**** STORED RECORDS

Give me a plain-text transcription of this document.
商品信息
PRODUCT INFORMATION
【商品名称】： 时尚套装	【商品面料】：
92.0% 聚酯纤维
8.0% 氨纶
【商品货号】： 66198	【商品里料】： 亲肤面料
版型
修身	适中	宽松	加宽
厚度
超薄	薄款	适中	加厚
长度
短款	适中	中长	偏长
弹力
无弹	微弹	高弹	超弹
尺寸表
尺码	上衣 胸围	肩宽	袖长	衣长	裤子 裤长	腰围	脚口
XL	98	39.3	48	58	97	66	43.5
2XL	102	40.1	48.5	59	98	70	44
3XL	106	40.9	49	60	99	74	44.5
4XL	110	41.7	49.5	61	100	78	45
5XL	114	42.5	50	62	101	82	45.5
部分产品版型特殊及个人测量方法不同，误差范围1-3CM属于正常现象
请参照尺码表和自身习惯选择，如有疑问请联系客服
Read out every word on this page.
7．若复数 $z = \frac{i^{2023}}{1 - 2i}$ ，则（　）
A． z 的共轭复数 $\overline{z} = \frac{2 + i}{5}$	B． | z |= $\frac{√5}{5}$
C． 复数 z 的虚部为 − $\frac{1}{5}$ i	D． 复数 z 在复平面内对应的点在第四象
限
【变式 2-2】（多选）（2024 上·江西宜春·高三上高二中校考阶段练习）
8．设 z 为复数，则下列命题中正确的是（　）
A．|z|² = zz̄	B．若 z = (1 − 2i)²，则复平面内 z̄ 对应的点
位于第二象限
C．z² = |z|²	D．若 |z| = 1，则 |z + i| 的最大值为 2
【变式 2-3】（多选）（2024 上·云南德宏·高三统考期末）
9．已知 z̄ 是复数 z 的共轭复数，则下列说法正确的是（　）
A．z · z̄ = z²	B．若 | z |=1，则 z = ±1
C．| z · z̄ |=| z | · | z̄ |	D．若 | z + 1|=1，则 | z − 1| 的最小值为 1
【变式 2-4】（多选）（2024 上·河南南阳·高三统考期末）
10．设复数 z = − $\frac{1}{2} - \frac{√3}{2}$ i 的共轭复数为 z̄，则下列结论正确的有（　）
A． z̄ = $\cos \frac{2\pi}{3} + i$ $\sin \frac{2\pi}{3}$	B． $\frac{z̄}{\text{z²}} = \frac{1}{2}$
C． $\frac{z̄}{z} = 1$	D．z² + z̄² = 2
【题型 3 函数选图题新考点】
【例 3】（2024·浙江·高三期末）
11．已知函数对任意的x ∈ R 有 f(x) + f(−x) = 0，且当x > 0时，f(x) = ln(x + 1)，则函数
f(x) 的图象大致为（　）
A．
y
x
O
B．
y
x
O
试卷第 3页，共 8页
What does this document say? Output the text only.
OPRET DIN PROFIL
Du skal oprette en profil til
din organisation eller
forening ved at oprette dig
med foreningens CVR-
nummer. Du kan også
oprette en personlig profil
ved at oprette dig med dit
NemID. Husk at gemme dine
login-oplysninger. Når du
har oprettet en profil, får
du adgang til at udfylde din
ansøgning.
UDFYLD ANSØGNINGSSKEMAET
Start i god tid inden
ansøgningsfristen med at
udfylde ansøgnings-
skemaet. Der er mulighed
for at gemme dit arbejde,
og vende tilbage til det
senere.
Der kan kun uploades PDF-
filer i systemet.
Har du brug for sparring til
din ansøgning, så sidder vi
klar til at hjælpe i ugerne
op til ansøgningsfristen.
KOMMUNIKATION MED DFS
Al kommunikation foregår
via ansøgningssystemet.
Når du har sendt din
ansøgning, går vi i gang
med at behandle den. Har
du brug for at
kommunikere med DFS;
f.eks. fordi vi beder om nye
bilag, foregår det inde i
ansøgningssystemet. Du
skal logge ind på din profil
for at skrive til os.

********

* TASK GOAL
Give all the records again. Match them exactly.

* ANSWER TO THIS EXERCISE
Give me a plain-text transcription of this document.
商品信息
PRODUCT INFORMATION
【商品名称】： 时尚套装	【商品面料】：
92.0% 聚酯纤维
8.0% 氨纶
【商品货号】： 66198	【商品里料】： 亲肤面料
版型
修身	适中	宽松	加宽
厚度
超薄	薄款	适中	加厚
长度
短款	适中	中长	偏长
弹力
无弹	微弹	高弹	超弹
尺寸表
尺码	上衣 胸围	肩宽	袖长	衣长	裤子 裤长	腰围	脚口
XL	98	39.3	48	58	97	66	43.5
2XL	102	40.1	48.5	59	98	70	44
3XL	106	40.9	49	60	99	74	44.5
4XL	110	41.7	49.5	61	100	78	45
5XL	114	42.5	50	62	101	82	45.5
部分产品版型特殊及个人测量方法不同，误差范围1-3CM属于正常现象
请参照尺码表和自身习惯选择，如有疑问请联系客服
Read out every word on this page.
7．若复数 $z = \frac{i^{2023}}{1 - 2i}$ ，则（　）
A． z 的共轭复数 $\overline{z} = \frac{2 + i}{5}$	B． | z |= $\frac{√5}{5}$
C． 复数 z 的虚部为 − $\frac{1}{5}$ i	D． 复数 z 在复平面内对应的点在第四象
限
【变式 2-2】（多选）（2024 上·江西宜春·高三上高二中校考阶段练习）
8．设 z 为复数，则下列命题中正确的是（　）
A．|z|² = zz̄	B．若 z = (1 − 2i)²，则复平面内 z̄ 对应的点
位于第二象限
C．z² = |z|²	D．若 |z| = 1，则 |z + i| 的最大值为 2
【变式 2-3】（多选）（2024 上·云南德宏·高三统考期末）
9．已知 z̄ 是复数 z 的共轭复数，则下列说法正确的是（　）
A．z · z̄ = z²	B．若 | z |=1，则 z = ±1
C．| z · z̄ |=| z | · | z̄ |	D．若 | z + 1|=1，则 | z − 1| 的最小值为 1
【变式 2-4】（多选）（2024 上·河南南阳·高三统考期末）
10．设复数 z = − $\frac{1}{2} - \frac{√3}{2}$ i 的共轭复数为 z̄，则下列结论正确的有（　）
A． z̄ = $\cos \frac{2\pi}{3} + i$ $\sin \frac{2\pi}{3}$	B． $\frac{z̄}{\text{z²}} = \frac{1}{2}$
C． $\frac{z̄}{z} = 1$	D．z² + z̄² = 2
【题型 3 函数选图题新考点】
【例 3】（2024·浙江·高三期末）
11．已知函数对任意的x ∈ R 有 f(x) + f(−x) = 0，且当x > 0时，f(x) = ln(x + 1)，则函数
f(x) 的图象大致为（　）
A．
y
x
O
B．
y
x
O
试卷第 3页，共 8页
What does this document say? Output the text only.
OPRET DIN PROFIL
Du skal oprette en profil til
din organisation eller
forening ved at oprette dig
med foreningens CVR-
nummer. Du kan også
oprette en personlig profil
ved at oprette dig med dit
NemID. Husk at gemme dine
login-oplysninger. Når du
har oprettet en profil, får
du adgang til at udfylde din
ansøgning.
UDFYLD ANSØGNINGSSKEMAET
Start i god tid inden
ansøgningsfristen med at
udfylde ansøgnings-
skemaet. Der er mulighed
for at gemme dit arbejde,
og vende tilbage til det
senere.
Der kan kun uploades PDF-
filer i systemet.
Har du brug for sparring til
din ansøgning, så sidder vi
klar til at hjælpe i ugerne
op til ansøgningsfristen.
KOMMUNIKATION MED DFS
Al kommunikation foregår
via ansøgningssystemet.
Når du har sendt din
ansøgning, går vi i gang
med at behandle den. Har
du brug for at
kommunikere med DFS;
f.eks. fordi vi beder om nye
bilag, foregår det inde i
ansøgningssystemet. Du
skal logge ind på din profil
for at skrive til os.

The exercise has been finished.